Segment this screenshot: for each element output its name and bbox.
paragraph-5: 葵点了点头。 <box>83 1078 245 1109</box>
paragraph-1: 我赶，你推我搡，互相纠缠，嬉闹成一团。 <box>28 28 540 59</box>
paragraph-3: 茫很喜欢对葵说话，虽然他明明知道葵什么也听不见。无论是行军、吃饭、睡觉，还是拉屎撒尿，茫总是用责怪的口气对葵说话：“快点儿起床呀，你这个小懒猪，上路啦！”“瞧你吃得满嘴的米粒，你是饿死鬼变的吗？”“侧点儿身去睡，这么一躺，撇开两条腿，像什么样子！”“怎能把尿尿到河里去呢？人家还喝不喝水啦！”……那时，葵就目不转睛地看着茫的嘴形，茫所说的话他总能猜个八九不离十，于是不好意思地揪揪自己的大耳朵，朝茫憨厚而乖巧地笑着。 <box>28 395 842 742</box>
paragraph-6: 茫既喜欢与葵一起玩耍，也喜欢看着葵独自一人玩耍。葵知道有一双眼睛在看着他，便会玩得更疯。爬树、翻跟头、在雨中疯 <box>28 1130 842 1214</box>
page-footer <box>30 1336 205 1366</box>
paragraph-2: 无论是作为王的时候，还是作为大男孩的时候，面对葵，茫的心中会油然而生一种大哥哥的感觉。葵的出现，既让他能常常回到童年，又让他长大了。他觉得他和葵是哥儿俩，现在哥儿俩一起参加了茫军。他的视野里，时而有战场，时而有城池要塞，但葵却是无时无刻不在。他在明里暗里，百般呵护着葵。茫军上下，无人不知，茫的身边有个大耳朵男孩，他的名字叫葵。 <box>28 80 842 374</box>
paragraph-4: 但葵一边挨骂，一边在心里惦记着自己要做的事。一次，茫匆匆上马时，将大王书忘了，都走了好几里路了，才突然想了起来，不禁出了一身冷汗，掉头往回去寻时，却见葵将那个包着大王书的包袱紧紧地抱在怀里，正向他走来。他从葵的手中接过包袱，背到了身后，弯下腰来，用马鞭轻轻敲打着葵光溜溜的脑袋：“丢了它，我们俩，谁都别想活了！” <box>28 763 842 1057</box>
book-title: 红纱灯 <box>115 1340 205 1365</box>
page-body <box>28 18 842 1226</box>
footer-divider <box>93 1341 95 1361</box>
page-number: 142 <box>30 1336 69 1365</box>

****

= Exercise brief =
Render every line of the records above as a numbered list, leaving out any blank lines.

= Exercise solution =
1. Segment this screenshot: for each element output its name and bbox.
2. paragraph-5: 葵点了点头。 <box>83 1078 245 1109</box>
3. paragraph-1: 我赶，你推我搡，互相纠缠，嬉闹成一团。 <box>28 28 540 59</box>
4. paragraph-3: 茫很喜欢对葵说话，虽然他明明知道葵什么也听不见。无论是行军、吃饭、睡觉，还是拉屎撒尿，茫总是用责怪的口气对葵说话：“快点儿起床呀，你这个小懒猪，上路啦！”“瞧你吃得满嘴的米粒，你是饿死鬼变的吗？”“侧点儿身去睡，这么一躺，撇开两条腿，像什么样子！”“怎能把尿尿到河里去呢？人家还喝不喝水啦！”……那时，葵就目不转睛地看着茫的嘴形，茫所说的话他总能猜个八九不离十，于是不好意思地揪揪自己的大耳朵，朝茫憨厚而乖巧地笑着。 <box>28 395 842 742</box>
5. paragraph-6: 茫既喜欢与葵一起玩耍，也喜欢看着葵独自一人玩耍。葵知道有一双眼睛在看着他，便会玩得更疯。爬树、翻跟头、在雨中疯 <box>28 1130 842 1214</box>
6. page-footer <box>30 1336 205 1366</box>
7. paragraph-2: 无论是作为王的时候，还是作为大男孩的时候，面对葵，茫的心中会油然而生一种大哥哥的感觉。葵的出现，既让他能常常回到童年，又让他长大了。他觉得他和葵是哥儿俩，现在哥儿俩一起参加了茫军。他的视野里，时而有战场，时而有城池要塞，但葵却是无时无刻不在。他在明里暗里，百般呵护着葵。茫军上下，无人不知，茫的身边有个大耳朵男孩，他的名字叫葵。 <box>28 80 842 374</box>
8. paragraph-4: 但葵一边挨骂，一边在心里惦记着自己要做的事。一次，茫匆匆上马时，将大王书忘了，都走了好几里路了，才突然想了起来，不禁出了一身冷汗，掉头往回去寻时，却见葵将那个包着大王书的包袱紧紧地抱在怀里，正向他走来。他从葵的手中接过包袱，背到了身后，弯下腰来，用马鞭轻轻敲打着葵光溜溜的脑袋：“丢了它，我们俩，谁都别想活了！” <box>28 763 842 1057</box>
9. book-title: 红纱灯 <box>115 1340 205 1365</box>
10. page-body <box>28 18 842 1226</box>
11. footer-divider <box>93 1341 95 1361</box>
12. page-number: 142 <box>30 1336 69 1365</box>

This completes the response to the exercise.